(Stored data)
⟨

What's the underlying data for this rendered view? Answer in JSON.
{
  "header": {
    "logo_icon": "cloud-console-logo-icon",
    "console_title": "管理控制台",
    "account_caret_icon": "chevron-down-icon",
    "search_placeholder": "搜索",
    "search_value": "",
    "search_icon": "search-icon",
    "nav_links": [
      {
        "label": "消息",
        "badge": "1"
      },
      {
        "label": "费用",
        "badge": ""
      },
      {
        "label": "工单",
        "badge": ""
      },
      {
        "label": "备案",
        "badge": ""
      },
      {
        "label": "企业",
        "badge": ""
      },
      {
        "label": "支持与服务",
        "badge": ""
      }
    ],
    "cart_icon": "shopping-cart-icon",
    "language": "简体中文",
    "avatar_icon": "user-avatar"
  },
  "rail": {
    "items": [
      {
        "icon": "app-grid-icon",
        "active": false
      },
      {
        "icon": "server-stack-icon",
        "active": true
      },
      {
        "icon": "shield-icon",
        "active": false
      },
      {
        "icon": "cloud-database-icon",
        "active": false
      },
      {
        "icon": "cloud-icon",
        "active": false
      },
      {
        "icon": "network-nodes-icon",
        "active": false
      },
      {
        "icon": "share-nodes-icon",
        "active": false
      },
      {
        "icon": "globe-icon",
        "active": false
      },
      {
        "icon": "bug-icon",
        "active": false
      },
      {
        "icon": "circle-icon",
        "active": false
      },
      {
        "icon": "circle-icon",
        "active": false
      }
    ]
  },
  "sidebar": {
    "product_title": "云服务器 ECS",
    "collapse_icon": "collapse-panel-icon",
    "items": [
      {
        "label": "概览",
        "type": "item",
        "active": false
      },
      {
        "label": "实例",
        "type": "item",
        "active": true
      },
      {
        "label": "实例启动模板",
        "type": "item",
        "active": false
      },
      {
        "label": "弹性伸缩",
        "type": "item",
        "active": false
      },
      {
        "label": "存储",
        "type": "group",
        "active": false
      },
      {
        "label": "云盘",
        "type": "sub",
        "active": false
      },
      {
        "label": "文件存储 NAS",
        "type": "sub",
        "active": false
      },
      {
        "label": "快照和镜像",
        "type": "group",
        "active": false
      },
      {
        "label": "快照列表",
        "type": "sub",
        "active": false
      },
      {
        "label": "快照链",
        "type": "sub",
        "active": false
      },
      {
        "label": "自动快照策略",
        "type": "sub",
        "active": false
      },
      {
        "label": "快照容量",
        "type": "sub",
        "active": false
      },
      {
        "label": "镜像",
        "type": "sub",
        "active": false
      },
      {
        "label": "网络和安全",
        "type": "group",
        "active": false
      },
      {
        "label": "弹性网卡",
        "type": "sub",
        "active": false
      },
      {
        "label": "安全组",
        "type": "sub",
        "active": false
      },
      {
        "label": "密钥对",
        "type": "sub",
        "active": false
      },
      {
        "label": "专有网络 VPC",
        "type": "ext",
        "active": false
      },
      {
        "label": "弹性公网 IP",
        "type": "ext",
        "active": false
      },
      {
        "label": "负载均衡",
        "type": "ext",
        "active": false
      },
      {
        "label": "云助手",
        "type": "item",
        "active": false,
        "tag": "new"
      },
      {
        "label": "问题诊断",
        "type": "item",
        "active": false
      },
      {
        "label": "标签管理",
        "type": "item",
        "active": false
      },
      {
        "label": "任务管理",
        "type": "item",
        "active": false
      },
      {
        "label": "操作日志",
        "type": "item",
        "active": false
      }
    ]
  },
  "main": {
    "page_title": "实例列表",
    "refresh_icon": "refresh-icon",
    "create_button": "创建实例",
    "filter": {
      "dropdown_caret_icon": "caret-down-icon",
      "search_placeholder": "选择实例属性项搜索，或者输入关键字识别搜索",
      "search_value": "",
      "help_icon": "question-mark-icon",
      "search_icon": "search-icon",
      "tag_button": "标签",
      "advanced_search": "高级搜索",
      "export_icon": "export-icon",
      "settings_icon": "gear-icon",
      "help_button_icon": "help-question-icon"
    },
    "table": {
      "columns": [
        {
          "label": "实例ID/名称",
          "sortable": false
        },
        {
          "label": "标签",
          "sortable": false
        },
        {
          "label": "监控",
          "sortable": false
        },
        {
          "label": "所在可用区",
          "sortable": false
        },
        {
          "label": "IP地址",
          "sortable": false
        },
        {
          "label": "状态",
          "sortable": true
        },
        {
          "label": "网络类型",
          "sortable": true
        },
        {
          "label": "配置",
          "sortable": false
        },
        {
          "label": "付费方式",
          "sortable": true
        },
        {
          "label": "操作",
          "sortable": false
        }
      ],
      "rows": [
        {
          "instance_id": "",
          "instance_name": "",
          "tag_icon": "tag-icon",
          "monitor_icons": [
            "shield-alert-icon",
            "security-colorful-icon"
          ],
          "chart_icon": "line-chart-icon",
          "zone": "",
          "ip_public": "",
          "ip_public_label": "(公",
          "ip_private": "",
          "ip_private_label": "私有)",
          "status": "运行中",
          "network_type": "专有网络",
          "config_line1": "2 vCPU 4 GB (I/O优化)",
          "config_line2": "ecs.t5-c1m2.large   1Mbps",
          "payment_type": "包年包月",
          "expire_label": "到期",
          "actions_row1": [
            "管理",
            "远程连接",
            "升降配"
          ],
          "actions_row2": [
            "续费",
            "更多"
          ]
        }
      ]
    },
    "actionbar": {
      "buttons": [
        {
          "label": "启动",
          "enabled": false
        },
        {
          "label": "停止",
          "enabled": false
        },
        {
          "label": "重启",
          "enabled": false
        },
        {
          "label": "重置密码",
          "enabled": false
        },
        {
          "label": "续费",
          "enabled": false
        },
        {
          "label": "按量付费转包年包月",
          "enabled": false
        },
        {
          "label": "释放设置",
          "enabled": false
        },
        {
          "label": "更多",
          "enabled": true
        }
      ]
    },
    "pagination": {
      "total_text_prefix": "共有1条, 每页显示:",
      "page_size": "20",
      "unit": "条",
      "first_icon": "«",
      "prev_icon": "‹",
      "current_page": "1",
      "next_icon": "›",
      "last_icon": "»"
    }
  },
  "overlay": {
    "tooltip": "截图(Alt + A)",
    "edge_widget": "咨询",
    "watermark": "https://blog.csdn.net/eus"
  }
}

⟩
⟨

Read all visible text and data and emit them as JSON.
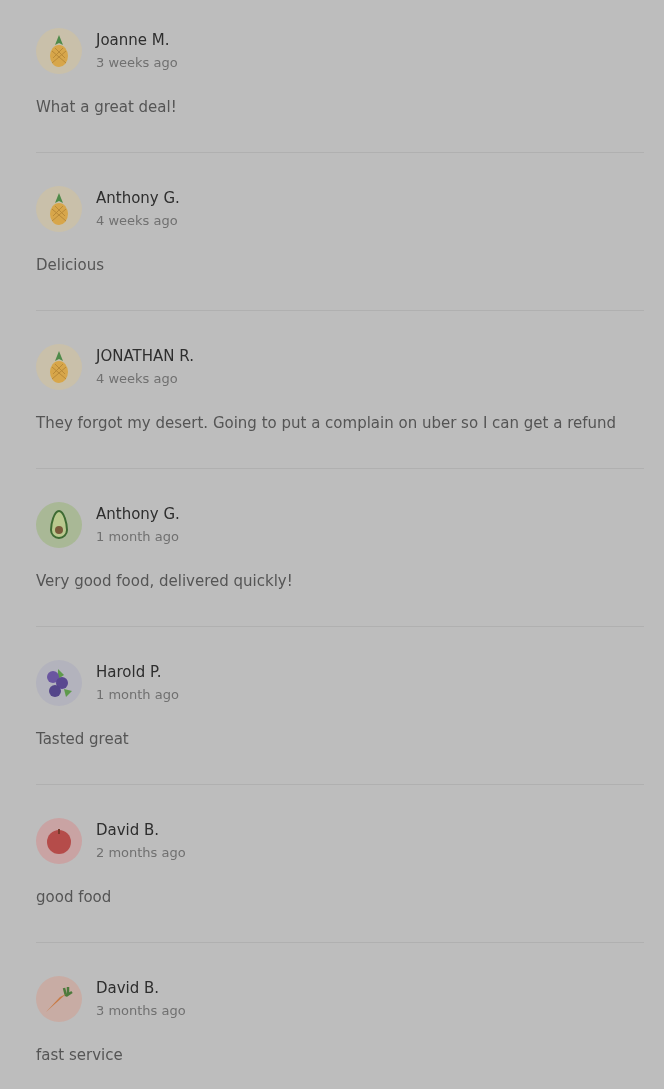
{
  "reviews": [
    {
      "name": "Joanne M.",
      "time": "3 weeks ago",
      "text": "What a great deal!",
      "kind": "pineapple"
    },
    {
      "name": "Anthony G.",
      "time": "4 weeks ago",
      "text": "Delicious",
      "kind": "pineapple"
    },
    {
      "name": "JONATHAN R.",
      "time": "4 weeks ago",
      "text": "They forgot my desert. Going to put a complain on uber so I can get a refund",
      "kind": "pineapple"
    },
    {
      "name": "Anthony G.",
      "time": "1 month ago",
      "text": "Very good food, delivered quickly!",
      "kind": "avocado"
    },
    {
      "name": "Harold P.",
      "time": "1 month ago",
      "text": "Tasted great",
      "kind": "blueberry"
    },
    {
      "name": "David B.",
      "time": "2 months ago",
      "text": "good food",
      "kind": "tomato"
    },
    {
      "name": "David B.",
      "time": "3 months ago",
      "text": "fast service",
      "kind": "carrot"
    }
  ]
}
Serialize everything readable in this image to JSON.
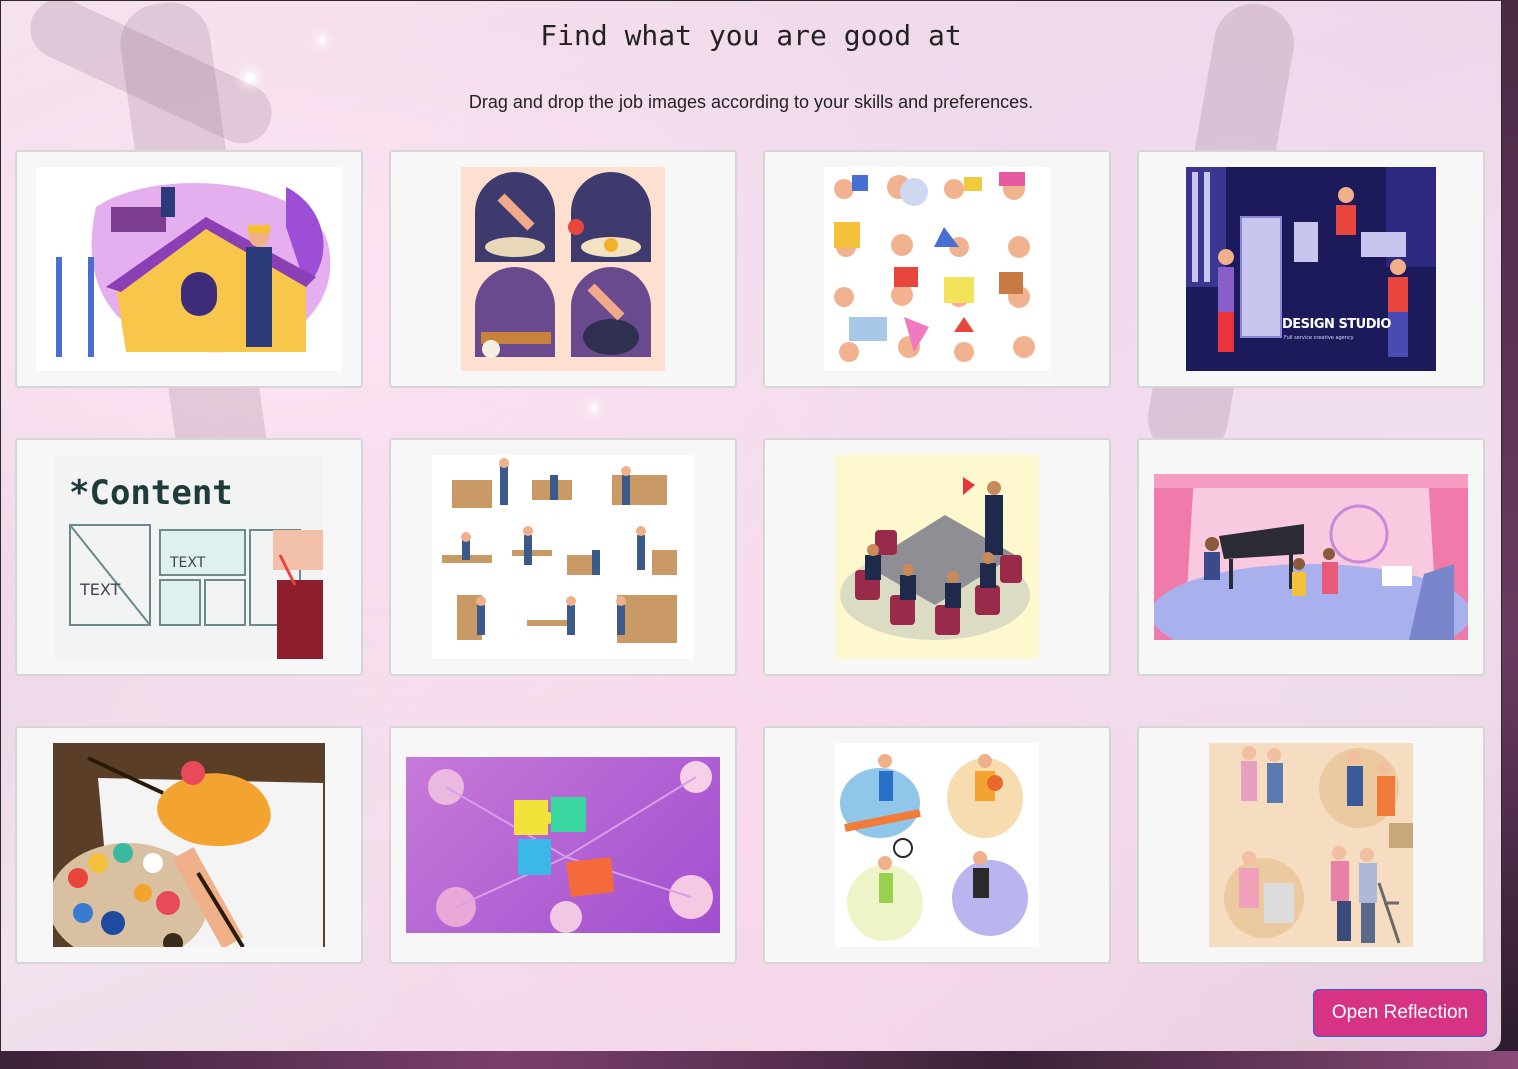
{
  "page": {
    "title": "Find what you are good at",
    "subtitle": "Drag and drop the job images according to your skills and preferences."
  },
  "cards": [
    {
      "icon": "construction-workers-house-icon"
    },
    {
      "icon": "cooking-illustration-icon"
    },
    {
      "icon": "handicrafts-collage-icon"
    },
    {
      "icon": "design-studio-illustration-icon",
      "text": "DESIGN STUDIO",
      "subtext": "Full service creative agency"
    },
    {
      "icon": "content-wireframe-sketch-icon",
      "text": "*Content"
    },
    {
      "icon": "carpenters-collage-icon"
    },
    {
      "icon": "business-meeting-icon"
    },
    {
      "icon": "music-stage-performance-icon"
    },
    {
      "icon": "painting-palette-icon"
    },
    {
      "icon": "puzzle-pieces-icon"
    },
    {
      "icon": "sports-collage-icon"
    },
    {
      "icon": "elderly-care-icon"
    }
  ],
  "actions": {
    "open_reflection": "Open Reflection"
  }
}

⟩

**To be done**
Select all lines in the listing that include the word "good".

**Solution**
      "text": "Very good food, delivered quickly!",
      "text": "good food",
    "title": "Find what you are good at",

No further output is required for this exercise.